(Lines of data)
▼
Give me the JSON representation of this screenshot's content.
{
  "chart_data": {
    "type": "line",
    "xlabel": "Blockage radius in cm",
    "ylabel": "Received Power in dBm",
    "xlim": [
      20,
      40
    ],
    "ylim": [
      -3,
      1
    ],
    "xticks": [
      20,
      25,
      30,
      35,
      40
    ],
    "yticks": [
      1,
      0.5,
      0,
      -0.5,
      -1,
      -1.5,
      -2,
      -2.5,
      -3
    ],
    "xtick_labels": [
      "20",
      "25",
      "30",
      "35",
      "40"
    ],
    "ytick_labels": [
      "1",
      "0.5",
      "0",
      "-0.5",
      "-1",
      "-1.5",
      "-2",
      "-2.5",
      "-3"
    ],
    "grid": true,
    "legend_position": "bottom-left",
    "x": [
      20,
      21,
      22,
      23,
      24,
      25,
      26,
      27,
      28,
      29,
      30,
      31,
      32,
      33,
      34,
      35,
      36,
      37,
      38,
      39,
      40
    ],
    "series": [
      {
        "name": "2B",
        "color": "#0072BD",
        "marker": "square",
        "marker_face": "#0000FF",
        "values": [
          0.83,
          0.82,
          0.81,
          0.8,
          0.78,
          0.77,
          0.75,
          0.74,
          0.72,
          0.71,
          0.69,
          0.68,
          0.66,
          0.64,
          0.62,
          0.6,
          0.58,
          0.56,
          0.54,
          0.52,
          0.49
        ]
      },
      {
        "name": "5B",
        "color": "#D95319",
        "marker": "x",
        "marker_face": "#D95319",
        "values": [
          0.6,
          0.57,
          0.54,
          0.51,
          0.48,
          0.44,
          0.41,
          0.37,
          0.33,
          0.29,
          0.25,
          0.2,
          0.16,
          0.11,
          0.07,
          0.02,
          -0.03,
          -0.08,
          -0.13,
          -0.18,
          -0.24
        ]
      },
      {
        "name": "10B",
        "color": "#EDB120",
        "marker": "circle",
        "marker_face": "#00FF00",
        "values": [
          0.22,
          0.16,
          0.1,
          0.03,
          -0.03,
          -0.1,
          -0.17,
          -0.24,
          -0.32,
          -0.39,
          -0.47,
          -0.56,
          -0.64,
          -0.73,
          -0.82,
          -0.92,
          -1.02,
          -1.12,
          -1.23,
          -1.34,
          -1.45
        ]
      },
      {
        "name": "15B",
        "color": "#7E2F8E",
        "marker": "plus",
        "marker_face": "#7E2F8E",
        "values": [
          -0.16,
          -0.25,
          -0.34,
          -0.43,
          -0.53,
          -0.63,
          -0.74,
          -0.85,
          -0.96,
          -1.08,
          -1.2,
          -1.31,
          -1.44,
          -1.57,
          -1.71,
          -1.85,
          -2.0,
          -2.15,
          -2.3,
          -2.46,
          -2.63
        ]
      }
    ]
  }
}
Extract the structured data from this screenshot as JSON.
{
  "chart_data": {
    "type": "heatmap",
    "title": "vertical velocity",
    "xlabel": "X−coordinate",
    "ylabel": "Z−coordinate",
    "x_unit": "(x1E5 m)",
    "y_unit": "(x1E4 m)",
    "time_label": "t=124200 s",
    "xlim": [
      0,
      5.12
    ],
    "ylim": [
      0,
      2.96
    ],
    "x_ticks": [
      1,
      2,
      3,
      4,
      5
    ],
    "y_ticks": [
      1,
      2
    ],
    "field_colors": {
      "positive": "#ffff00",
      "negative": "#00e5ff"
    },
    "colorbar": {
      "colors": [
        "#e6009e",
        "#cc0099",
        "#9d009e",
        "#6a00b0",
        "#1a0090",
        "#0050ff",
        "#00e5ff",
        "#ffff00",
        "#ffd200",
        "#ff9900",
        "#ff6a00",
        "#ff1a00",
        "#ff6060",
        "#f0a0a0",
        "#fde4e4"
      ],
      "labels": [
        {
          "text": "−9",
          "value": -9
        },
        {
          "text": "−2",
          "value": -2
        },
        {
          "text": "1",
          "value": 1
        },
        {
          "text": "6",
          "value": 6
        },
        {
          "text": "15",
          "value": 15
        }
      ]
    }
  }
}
▲
§ **DIRECTIVE**: Retype all of the material above with every character intact.

§ **CORRECT RESPONSE**:
Give me the JSON representation of this screenshot's content.
{
  "chart_data": {
    "type": "line",
    "xlabel": "Blockage radius in cm",
    "ylabel": "Received Power in dBm",
    "xlim": [
      20,
      40
    ],
    "ylim": [
      -3,
      1
    ],
    "xticks": [
      20,
      25,
      30,
      35,
      40
    ],
    "yticks": [
      1,
      0.5,
      0,
      -0.5,
      -1,
      -1.5,
      -2,
      -2.5,
      -3
    ],
    "xtick_labels": [
      "20",
      "25",
      "30",
      "35",
      "40"
    ],
    "ytick_labels": [
      "1",
      "0.5",
      "0",
      "-0.5",
      "-1",
      "-1.5",
      "-2",
      "-2.5",
      "-3"
    ],
    "grid": true,
    "legend_position": "bottom-left",
    "x": [
      20,
      21,
      22,
      23,
      24,
      25,
      26,
      27,
      28,
      29,
      30,
      31,
      32,
      33,
      34,
      35,
      36,
      37,
      38,
      39,
      40
    ],
    "series": [
      {
        "name": "2B",
        "color": "#0072BD",
        "marker": "square",
        "marker_face": "#0000FF",
        "values": [
          0.83,
          0.82,
          0.81,
          0.8,
          0.78,
          0.77,
          0.75,
          0.74,
          0.72,
          0.71,
          0.69,
          0.68,
          0.66,
          0.64,
          0.62,
          0.6,
          0.58,
          0.56,
          0.54,
          0.52,
          0.49
        ]
      },
      {
        "name": "5B",
        "color": "#D95319",
        "marker": "x",
        "marker_face": "#D95319",
        "values": [
          0.6,
          0.57,
          0.54,
          0.51,
          0.48,
          0.44,
          0.41,
          0.37,
          0.33,
          0.29,
          0.25,
          0.2,
          0.16,
          0.11,
          0.07,
          0.02,
          -0.03,
          -0.08,
          -0.13,
          -0.18,
          -0.24
        ]
      },
      {
        "name": "10B",
        "color": "#EDB120",
        "marker": "circle",
        "marker_face": "#00FF00",
        "values": [
          0.22,
          0.16,
          0.1,
          0.03,
          -0.03,
          -0.1,
          -0.17,
          -0.24,
          -0.32,
          -0.39,
          -0.47,
          -0.56,
          -0.64,
          -0.73,
          -0.82,
          -0.92,
          -1.02,
          -1.12,
          -1.23,
          -1.34,
          -1.45
        ]
      },
      {
        "name": "15B",
        "color": "#7E2F8E",
        "marker": "plus",
        "marker_face": "#7E2F8E",
        "values": [
          -0.16,
          -0.25,
          -0.34,
          -0.43,
          -0.53,
          -0.63,
          -0.74,
          -0.85,
          -0.96,
          -1.08,
          -1.2,
          -1.31,
          -1.44,
          -1.57,
          -1.71,
          -1.85,
          -2.0,
          -2.15,
          -2.3,
          -2.46,
          -2.63
        ]
      }
    ]
  }
}
Extract the structured data from this screenshot as JSON.
{
  "chart_data": {
    "type": "heatmap",
    "title": "vertical velocity",
    "xlabel": "X−coordinate",
    "ylabel": "Z−coordinate",
    "x_unit": "(x1E5 m)",
    "y_unit": "(x1E4 m)",
    "time_label": "t=124200 s",
    "xlim": [
      0,
      5.12
    ],
    "ylim": [
      0,
      2.96
    ],
    "x_ticks": [
      1,
      2,
      3,
      4,
      5
    ],
    "y_ticks": [
      1,
      2
    ],
    "field_colors": {
      "positive": "#ffff00",
      "negative": "#00e5ff"
    },
    "colorbar": {
      "colors": [
        "#e6009e",
        "#cc0099",
        "#9d009e",
        "#6a00b0",
        "#1a0090",
        "#0050ff",
        "#00e5ff",
        "#ffff00",
        "#ffd200",
        "#ff9900",
        "#ff6a00",
        "#ff1a00",
        "#ff6060",
        "#f0a0a0",
        "#fde4e4"
      ],
      "labels": [
        {
          "text": "−9",
          "value": -9
        },
        {
          "text": "−2",
          "value": -2
        },
        {
          "text": "1",
          "value": 1
        },
        {
          "text": "6",
          "value": 6
        },
        {
          "text": "15",
          "value": 15
        }
      ]
    }
  }
}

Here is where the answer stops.